→ **EXERCISE**
Give every line from the entries that contains "technical".

→ **INPUT**
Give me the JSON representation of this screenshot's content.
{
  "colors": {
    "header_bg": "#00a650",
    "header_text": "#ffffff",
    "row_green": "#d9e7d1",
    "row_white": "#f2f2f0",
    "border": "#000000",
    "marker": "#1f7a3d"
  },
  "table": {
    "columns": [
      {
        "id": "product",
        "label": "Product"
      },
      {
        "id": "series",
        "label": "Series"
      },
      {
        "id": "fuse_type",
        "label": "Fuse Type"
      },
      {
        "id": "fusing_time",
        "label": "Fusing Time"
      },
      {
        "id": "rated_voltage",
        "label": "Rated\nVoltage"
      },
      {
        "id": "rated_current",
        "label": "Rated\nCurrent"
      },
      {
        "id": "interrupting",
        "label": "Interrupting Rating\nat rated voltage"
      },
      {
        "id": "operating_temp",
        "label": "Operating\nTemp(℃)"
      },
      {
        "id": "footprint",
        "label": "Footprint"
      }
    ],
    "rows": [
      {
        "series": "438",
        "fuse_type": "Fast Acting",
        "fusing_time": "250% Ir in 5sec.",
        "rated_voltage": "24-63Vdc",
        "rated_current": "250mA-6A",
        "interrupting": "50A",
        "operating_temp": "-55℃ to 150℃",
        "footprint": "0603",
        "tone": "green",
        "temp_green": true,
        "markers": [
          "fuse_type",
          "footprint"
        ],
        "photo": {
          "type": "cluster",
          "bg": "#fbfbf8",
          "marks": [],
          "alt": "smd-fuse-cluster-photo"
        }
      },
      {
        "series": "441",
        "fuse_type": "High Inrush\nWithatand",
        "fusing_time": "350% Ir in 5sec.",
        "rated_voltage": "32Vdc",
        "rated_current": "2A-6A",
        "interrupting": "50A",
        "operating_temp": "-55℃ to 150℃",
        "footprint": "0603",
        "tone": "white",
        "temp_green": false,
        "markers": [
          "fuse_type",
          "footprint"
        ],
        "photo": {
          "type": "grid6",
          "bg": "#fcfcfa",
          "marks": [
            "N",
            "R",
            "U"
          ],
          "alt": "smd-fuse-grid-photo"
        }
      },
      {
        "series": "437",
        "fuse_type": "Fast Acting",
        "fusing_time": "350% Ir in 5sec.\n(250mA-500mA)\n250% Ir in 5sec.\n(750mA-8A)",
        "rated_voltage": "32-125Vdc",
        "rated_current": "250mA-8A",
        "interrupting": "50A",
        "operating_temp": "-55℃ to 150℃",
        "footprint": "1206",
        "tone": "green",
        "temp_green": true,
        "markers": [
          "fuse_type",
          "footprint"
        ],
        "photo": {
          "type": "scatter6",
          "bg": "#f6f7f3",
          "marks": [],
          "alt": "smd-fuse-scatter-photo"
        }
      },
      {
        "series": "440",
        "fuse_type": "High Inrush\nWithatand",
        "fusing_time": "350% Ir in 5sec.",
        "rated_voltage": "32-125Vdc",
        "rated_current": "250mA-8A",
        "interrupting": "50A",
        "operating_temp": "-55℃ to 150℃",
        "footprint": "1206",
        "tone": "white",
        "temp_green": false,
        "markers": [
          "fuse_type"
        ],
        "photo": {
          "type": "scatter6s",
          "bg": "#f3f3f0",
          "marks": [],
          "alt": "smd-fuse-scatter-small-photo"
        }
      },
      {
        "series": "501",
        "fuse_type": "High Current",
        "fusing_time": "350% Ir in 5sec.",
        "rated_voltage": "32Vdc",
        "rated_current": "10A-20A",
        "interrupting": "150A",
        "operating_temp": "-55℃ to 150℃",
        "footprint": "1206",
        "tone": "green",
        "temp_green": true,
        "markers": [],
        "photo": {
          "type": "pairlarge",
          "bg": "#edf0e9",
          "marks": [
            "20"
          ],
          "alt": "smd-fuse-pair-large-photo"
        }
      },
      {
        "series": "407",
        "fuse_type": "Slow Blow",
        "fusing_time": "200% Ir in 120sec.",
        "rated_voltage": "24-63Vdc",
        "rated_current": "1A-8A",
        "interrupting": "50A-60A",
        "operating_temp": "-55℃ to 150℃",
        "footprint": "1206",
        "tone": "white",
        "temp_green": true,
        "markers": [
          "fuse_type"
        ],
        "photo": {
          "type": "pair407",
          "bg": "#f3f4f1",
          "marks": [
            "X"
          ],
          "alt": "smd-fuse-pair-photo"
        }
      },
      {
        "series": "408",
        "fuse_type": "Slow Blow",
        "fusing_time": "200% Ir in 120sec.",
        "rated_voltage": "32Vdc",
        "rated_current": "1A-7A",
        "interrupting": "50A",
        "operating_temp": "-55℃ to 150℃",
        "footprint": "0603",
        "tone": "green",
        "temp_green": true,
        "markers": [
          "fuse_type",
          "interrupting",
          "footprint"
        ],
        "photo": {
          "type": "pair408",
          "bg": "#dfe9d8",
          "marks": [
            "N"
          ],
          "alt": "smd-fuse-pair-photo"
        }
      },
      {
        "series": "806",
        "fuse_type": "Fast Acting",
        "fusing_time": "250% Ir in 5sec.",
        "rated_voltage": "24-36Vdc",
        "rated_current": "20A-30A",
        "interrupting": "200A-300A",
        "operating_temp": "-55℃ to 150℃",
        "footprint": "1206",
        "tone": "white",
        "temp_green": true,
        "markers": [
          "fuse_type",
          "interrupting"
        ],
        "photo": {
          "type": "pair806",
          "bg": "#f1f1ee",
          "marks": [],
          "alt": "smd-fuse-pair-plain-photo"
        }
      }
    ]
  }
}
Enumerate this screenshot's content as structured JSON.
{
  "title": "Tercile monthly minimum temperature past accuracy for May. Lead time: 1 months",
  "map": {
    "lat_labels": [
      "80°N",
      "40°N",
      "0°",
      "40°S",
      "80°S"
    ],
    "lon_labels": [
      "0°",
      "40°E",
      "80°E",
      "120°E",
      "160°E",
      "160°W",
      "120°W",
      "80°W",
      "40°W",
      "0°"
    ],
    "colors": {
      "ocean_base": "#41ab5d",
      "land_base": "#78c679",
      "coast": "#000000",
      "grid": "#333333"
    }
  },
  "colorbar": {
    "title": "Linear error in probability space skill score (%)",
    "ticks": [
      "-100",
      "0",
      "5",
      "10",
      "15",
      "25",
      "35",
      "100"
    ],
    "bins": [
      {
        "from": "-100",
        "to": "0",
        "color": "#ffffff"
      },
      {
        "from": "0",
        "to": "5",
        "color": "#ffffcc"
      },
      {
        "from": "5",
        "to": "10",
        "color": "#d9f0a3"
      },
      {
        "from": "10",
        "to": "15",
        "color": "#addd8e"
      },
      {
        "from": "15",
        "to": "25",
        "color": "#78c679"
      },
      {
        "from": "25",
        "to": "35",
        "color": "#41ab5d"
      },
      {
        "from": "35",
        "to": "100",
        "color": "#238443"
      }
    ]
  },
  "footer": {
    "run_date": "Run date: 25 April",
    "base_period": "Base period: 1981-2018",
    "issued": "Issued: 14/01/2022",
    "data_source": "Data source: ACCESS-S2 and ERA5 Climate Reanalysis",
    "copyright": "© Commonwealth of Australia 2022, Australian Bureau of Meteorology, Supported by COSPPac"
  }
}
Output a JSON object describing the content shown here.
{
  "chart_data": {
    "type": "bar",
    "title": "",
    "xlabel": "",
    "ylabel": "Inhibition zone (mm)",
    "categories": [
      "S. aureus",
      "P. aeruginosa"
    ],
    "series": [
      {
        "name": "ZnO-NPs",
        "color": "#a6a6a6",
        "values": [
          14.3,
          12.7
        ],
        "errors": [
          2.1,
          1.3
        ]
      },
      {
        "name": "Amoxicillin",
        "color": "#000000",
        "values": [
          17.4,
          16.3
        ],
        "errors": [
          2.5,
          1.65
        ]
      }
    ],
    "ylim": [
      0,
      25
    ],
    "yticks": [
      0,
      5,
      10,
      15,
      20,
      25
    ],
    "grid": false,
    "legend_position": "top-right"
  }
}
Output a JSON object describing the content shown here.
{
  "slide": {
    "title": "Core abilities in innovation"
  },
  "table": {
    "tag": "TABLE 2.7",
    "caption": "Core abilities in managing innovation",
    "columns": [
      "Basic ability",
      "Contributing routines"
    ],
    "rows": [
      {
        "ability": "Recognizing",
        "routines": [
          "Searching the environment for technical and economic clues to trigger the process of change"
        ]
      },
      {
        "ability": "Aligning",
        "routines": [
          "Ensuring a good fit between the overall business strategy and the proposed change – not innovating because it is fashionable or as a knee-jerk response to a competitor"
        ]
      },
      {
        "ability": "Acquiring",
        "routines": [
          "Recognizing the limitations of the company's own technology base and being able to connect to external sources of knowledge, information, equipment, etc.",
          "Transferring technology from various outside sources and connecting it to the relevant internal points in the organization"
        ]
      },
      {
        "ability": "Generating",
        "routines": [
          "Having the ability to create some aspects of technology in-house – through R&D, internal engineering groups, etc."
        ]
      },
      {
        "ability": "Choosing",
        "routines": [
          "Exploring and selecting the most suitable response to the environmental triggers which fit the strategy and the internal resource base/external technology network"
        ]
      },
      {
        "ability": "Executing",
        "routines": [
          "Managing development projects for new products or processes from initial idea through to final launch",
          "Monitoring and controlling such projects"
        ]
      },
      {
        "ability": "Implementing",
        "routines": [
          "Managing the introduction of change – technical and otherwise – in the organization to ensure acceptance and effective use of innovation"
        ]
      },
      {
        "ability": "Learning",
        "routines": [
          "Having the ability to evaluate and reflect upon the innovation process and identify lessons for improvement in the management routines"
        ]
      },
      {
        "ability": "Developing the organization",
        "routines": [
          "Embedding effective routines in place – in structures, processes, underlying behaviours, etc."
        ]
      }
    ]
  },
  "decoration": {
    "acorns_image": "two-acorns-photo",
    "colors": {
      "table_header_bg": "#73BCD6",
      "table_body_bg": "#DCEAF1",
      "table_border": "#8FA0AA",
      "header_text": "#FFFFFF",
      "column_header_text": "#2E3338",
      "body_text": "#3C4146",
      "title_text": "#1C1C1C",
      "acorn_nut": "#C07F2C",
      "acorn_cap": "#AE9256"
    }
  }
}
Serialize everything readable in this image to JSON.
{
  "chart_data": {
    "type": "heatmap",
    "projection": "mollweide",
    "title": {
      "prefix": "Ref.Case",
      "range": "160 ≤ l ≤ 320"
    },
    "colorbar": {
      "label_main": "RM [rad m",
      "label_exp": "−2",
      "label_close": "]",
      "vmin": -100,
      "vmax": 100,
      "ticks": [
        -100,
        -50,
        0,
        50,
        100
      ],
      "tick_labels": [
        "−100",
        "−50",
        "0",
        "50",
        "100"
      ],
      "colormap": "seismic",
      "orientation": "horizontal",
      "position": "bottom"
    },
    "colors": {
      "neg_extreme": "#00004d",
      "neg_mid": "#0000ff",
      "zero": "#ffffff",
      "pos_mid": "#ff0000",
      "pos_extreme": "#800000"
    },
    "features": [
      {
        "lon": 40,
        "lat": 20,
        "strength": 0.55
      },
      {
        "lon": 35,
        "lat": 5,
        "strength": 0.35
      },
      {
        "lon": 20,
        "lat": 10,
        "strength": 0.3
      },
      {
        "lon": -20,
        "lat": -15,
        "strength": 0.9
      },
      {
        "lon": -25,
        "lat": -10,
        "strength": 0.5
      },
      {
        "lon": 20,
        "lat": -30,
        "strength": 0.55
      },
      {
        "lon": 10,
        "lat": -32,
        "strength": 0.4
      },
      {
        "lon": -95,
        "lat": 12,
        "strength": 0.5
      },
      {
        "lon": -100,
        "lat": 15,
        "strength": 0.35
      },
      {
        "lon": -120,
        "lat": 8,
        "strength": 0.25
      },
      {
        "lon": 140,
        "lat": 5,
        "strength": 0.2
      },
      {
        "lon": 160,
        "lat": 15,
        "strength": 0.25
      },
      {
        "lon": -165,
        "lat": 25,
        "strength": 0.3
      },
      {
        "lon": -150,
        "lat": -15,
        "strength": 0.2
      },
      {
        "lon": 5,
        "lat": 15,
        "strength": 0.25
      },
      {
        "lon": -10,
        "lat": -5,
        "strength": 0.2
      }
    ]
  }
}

→ **SOLUTION TO THIS PROBLEM**
          "Searching the environment for technical and economic clues to trigger the process of change"
          "Managing the introduction of change – technical and otherwise – in the organization to ensure acceptance and effective use of innovation"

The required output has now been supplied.